_What you are asked to do_
Copy, in full, each line of the material that holds the word "highlight".
#### Input ####
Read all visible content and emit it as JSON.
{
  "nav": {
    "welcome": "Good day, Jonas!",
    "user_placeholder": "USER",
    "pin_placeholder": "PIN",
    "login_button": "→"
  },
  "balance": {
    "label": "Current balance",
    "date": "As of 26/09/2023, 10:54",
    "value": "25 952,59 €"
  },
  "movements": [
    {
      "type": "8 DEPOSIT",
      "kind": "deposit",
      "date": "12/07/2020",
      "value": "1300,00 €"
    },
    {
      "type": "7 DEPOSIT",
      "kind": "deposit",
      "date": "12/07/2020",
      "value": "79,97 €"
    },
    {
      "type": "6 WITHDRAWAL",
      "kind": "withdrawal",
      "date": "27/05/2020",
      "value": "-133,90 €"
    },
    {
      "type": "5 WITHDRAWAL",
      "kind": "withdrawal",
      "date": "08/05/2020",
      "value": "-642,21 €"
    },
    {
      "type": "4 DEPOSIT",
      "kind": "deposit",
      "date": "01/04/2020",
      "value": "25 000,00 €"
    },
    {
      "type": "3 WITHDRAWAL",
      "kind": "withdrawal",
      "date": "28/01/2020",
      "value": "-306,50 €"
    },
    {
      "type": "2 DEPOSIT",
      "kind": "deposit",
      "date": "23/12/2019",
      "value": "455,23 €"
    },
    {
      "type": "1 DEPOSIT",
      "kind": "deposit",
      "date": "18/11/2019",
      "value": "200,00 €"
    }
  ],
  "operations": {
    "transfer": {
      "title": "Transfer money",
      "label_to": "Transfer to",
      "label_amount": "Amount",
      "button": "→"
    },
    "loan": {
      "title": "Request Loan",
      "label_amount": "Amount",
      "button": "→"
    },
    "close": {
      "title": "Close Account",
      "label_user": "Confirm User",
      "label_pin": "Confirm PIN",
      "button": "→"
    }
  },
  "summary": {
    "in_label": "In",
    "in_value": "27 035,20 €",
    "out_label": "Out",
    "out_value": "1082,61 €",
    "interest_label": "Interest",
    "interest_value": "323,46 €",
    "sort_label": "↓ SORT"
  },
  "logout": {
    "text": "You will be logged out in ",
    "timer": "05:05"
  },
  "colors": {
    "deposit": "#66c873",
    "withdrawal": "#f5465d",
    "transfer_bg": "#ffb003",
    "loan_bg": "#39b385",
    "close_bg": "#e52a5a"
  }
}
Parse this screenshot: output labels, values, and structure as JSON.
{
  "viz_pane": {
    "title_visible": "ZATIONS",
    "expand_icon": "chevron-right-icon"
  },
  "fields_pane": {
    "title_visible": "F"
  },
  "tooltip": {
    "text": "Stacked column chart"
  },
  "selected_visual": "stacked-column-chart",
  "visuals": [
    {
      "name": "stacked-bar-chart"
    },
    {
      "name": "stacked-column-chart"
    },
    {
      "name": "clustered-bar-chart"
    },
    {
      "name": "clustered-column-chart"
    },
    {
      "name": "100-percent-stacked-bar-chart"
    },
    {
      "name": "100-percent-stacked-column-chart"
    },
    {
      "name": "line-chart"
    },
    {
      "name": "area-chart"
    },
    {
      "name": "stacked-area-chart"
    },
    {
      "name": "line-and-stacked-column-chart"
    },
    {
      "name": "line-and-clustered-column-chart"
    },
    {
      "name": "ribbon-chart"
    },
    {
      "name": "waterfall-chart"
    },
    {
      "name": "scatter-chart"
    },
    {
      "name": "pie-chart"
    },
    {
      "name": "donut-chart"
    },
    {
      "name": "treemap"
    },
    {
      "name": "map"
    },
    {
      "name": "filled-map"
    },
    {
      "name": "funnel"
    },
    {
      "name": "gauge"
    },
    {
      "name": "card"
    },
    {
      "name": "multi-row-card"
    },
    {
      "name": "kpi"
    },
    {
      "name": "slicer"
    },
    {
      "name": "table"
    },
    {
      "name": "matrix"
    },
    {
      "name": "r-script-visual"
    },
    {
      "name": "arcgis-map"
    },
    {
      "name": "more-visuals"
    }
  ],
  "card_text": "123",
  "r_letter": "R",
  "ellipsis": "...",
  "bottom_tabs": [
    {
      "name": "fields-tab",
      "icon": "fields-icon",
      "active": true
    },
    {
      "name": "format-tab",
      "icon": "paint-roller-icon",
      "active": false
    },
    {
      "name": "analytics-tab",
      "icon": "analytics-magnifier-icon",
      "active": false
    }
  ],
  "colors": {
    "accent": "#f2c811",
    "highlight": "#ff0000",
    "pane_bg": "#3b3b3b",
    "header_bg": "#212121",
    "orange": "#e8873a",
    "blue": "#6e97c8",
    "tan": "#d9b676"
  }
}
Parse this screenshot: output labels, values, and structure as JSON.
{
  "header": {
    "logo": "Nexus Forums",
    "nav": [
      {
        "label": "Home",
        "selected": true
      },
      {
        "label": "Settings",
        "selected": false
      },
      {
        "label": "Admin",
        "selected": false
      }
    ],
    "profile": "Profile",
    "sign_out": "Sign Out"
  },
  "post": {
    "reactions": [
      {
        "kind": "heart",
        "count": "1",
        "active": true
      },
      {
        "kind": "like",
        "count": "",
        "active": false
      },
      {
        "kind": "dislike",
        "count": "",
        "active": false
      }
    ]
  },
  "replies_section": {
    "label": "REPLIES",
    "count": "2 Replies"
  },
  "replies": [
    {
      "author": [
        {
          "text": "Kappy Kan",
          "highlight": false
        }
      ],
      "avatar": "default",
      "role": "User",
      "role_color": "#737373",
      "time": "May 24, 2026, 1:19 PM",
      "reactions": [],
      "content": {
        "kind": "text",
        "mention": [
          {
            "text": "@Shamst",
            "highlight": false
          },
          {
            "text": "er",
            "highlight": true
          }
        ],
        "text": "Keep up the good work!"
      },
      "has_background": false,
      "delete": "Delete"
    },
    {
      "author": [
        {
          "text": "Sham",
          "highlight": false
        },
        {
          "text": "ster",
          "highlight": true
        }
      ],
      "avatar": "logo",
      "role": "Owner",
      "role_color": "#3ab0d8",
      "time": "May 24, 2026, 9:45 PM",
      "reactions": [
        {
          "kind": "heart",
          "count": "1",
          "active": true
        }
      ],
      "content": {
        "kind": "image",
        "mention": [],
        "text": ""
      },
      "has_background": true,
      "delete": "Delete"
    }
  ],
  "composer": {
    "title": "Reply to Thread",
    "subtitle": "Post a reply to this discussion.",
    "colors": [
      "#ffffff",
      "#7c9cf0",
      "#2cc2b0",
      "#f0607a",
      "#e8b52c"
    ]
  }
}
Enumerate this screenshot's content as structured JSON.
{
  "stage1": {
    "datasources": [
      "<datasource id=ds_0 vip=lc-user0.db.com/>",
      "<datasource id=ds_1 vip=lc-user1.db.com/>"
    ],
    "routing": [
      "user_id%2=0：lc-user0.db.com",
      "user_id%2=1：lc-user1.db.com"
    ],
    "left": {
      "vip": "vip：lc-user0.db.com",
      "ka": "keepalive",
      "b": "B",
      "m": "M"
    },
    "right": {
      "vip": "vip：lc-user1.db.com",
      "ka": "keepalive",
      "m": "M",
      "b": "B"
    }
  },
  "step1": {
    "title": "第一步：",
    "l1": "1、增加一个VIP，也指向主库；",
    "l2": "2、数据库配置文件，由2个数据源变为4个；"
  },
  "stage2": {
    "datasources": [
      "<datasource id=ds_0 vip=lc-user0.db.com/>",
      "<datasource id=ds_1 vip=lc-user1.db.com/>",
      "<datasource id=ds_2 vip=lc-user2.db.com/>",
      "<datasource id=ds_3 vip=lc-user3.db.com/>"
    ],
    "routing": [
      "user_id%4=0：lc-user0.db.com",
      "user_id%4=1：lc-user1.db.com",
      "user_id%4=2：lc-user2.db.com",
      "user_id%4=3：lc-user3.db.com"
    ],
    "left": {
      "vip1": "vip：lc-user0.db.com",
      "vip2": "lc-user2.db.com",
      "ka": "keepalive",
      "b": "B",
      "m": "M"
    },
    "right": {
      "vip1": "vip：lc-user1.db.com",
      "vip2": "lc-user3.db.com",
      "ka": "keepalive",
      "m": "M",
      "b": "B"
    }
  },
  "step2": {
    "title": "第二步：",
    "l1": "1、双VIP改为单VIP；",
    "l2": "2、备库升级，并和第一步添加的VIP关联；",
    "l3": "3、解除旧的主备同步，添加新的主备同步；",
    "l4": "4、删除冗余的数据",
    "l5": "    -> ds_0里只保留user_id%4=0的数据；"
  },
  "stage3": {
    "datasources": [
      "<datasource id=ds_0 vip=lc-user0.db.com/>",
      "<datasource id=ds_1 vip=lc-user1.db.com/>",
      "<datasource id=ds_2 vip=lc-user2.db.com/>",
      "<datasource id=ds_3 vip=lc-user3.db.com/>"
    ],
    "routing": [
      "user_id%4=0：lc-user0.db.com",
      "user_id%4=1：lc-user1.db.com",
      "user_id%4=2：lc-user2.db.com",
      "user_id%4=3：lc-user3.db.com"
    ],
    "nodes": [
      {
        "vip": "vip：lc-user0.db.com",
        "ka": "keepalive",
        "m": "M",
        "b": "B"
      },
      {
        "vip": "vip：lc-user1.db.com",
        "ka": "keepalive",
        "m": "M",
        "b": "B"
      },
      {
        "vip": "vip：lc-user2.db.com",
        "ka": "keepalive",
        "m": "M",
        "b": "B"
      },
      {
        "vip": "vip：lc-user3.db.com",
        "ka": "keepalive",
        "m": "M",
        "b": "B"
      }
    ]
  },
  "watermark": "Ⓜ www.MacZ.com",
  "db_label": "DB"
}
####
_Response to the task_
    "highlight": "#ff0000",
          "highlight": false
            "highlight": false
            "highlight": true
          "highlight": false
          "highlight": true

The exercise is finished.